**PETUNJUK TUGAS**:
#1 Sebutkan semua nama orang yang muncul dalam teks tentang awal pemerintahan Jokowi.
#2 Teruskan teks tentang awal pemerintahan Jokowi mulai setelah kalimat terakhirnya.

**BAGIAN DOKUMEN**:
Oleh:
Ali Thaufan Dwi Saputra
20
Oktober 2014 lalu, Joko Widodo secara resmi dilantik sebagai Presiden RI ke-7
bersama Jusuf Kalla sebagai Wakil Presiden. Ia menjadi harapan baru Indonesia. Majalah
terkemuka Amerika, Time menerbitkan
edisi untuk menyambut pelantikan Jokowi dengan gambar fotonya dan bertulis “a
new hope”.
Diawal
pemerintahannya, Jokowi mendapat kendala yang sangat berarti, minimnya dukungan
parlemen. Partai pendukung pemerintah dibuat keok dalam beberapa momentum penentuan pimpinan DPR dan alat
kelengkapan dewan. Kondisi ini seperti menjadi momok yang digambarkan oleh Robert Elgie (2001) dalam Divided Goverment in Comparative Perspective,
bahwa minimnya dukungan parlemen adalah hal menakutkan bagi pemerintah presidensial.

**DATA YANG DITAMPILKAN**:
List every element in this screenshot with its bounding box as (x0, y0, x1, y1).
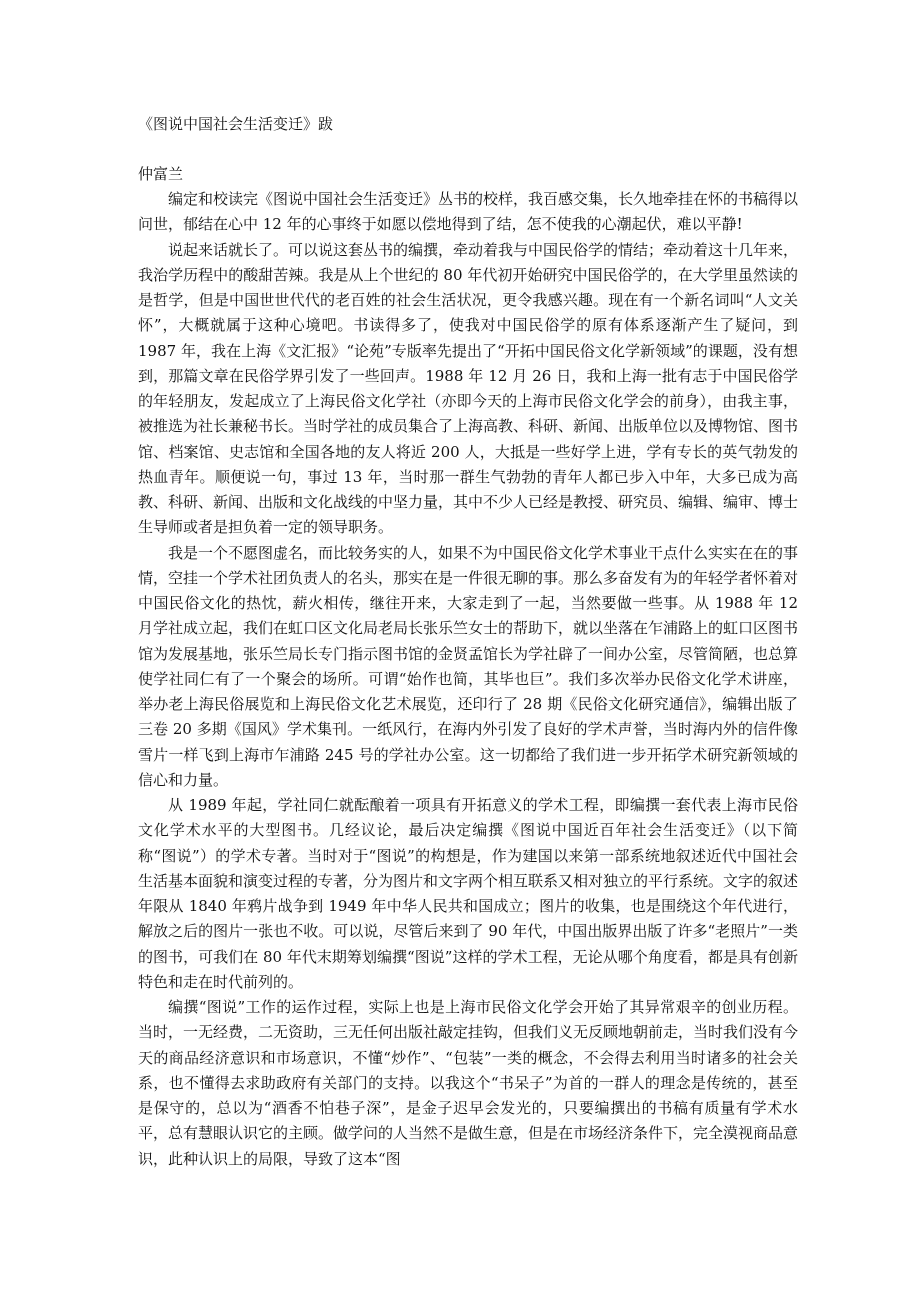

**JAWABAN LATIHAN**:
#1 Ali Thaufan Dwi Saputra, Joko Widodo (Jokowi), Jusuf Kalla, Robert Elgie

#2
Perlahan tapi pasti, pemerintah mampu merontokkan dominasi kekuatan partai
oposisi di parlemen. Jokowi pun akhirnya mendapat dukungan lebih. Dukungan lebih
ternyata juga menyulitkannya. Pasalnya, ia harus membagi kursi menteri untuk
partai-partai yang baru bergabung.
Harapan
baru seperti tertuang dalam Time
dengan tulisan “a new hope” tak berbanding lurus dengan realita. Tak lama
memimpin, muncul “meme” dengan
tulisan “a new hopeless”, menggambarkan kekecewaan dan kegagalan Jokowi. Meme ini ditengarai adanya indikasi
pembiaran konflik KPK-Polri serta penangkapan beberapa komisioner KPK. Melihat pelemahan
KPK, publik kecewa.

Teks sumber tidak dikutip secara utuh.